▸ **WHAT THE TASK REQUIRES**: Copy all the entries word for word, but omit the pictures.

[Stored items from a collection]
▬▬▬▬▬▬
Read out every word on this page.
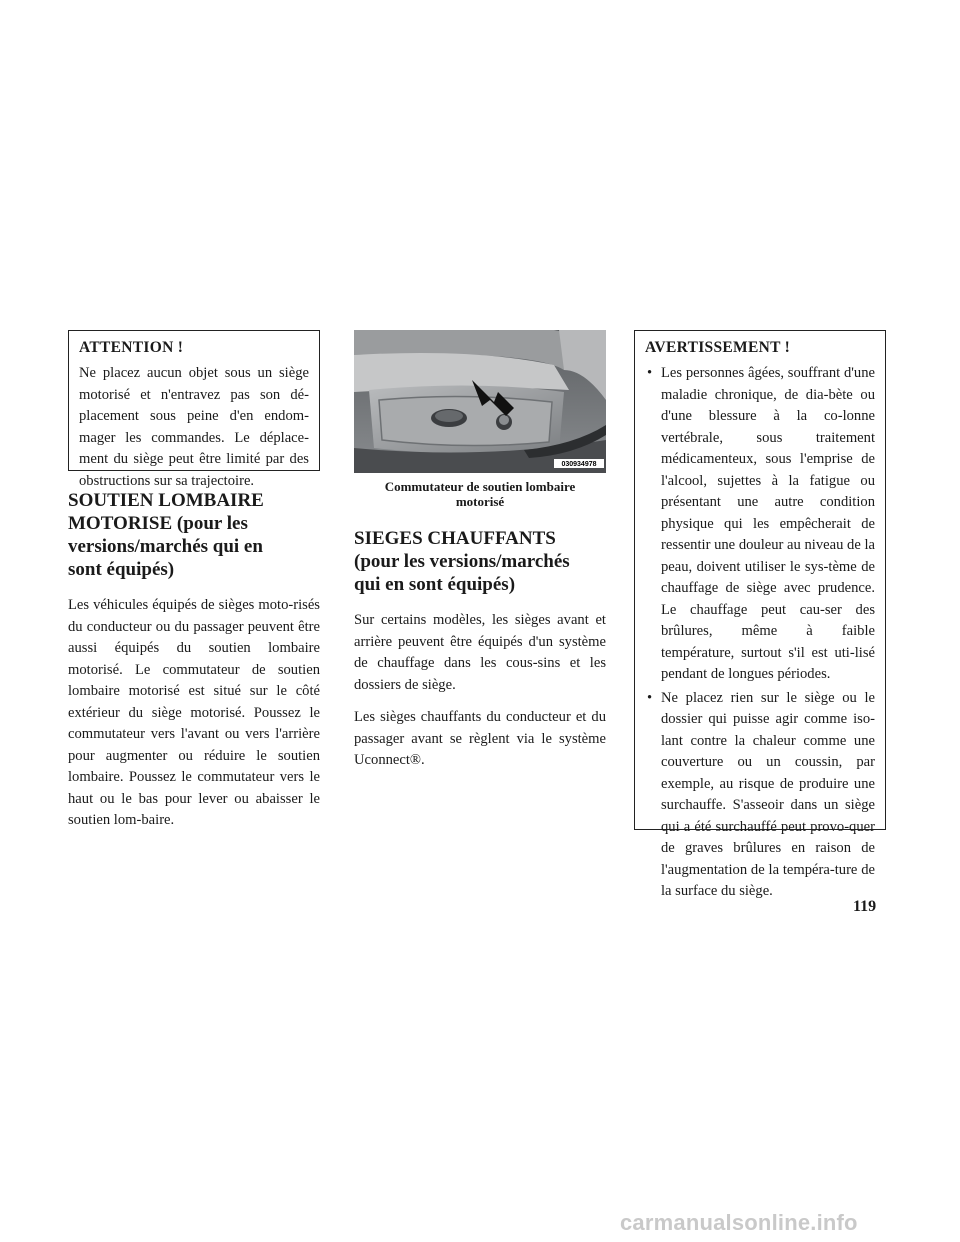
ATTENTION !

Ne placez aucun objet sous un siège motorisé et n'entravez pas son dé-placement sous peine d'en endom-mager les commandes. Le déplace-ment du siège peut être limité par des obstructions sur sa trajectoire.

SOUTIEN LOMBAIRE
MOTORISE (pour les
versions/marchés qui en
sont équipés)

Les véhicules équipés de sièges moto-risés du conducteur ou du passager peuvent être aussi équipés du soutien lombaire motorisé. Le commutateur de soutien lombaire motorisé est situé sur le côté extérieur du siège motorisé. Poussez le commutateur vers l'avant ou vers l'arrière pour augmenter ou réduire le soutien lombaire. Poussez le commutateur vers le haut ou le bas pour lever ou abaisser le soutien lom-baire.

030934978
Commutateur de soutien lombaire motorisé
SIEGES CHAUFFANTS
(pour les versions/marchés
qui en sont équipés)

Sur certains modèles, les sièges avant et arrière peuvent être équipés d'un système de chauffage dans les cous-sins et les dossiers de siège.

Les sièges chauffants du conducteur et du passager avant se règlent via le système Uconnect®.

AVERTISSEMENT !
• Les personnes âgées, souffrant d'une maladie chronique, de dia-bète ou d'une blessure à la co-lonne vertébrale, sous traitement médicamenteux, sous l'emprise de l'alcool, sujettes à la fatigue ou présentant une autre condition physique qui les empêcherait de ressentir une douleur au niveau de la peau, doivent utiliser le sys-tème de chauffage de siège avec prudence. Le chauffage peut cau-ser des brûlures, même à faible température, surtout s'il est uti-lisé pendant de longues périodes.
• Ne placez rien sur le siège ou le dossier qui puisse agir comme iso-lant contre la chaleur comme une couverture ou un coussin, par exemple, au risque de produire une surchauffe. S'asseoir dans un siège qui a été surchauffé peut provo-quer de graves brûlures en raison de l'augmentation de la tempéra-ture de la surface du siège.
119
carmanualsonline.info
▬▬▬▬▬▬
▸ **ANSWER IN FULL**:
Read out every word on this page.
ATTENTION !

Ne placez aucun objet sous un siège motorisé et n'entravez pas son dé-placement sous peine d'en endom-mager les commandes. Le déplace-ment du siège peut être limité par des obstructions sur sa trajectoire.

SOUTIEN LOMBAIRE
MOTORISE (pour les
versions/marchés qui en
sont équipés)

Les véhicules équipés de sièges moto-risés du conducteur ou du passager peuvent être aussi équipés du soutien lombaire motorisé. Le commutateur de soutien lombaire motorisé est situé sur le côté extérieur du siège motorisé. Poussez le commutateur vers l'avant ou vers l'arrière pour augmenter ou réduire le soutien lombaire. Poussez le commutateur vers le haut ou le bas pour lever ou abaisser le soutien lom-baire.

030934978
Commutateur de soutien lombaire motorisé
SIEGES CHAUFFANTS
(pour les versions/marchés
qui en sont équipés)

Sur certains modèles, les sièges avant et arrière peuvent être équipés d'un système de chauffage dans les cous-sins et les dossiers de siège.

Les sièges chauffants du conducteur et du passager avant se règlent via le système Uconnect®.

AVERTISSEMENT !
• Les personnes âgées, souffrant d'une maladie chronique, de dia-bète ou d'une blessure à la co-lonne vertébrale, sous traitement médicamenteux, sous l'emprise de l'alcool, sujettes à la fatigue ou présentant une autre condition physique qui les empêcherait de ressentir une douleur au niveau de la peau, doivent utiliser le sys-tème de chauffage de siège avec prudence. Le chauffage peut cau-ser des brûlures, même à faible température, surtout s'il est uti-lisé pendant de longues périodes.
• Ne placez rien sur le siège ou le dossier qui puisse agir comme iso-lant contre la chaleur comme une couverture ou un coussin, par exemple, au risque de produire une surchauffe. S'asseoir dans un siège qui a été surchauffé peut provo-quer de graves brûlures en raison de l'augmentation de la tempéra-ture de la surface du siège.
119
carmanualsonline.info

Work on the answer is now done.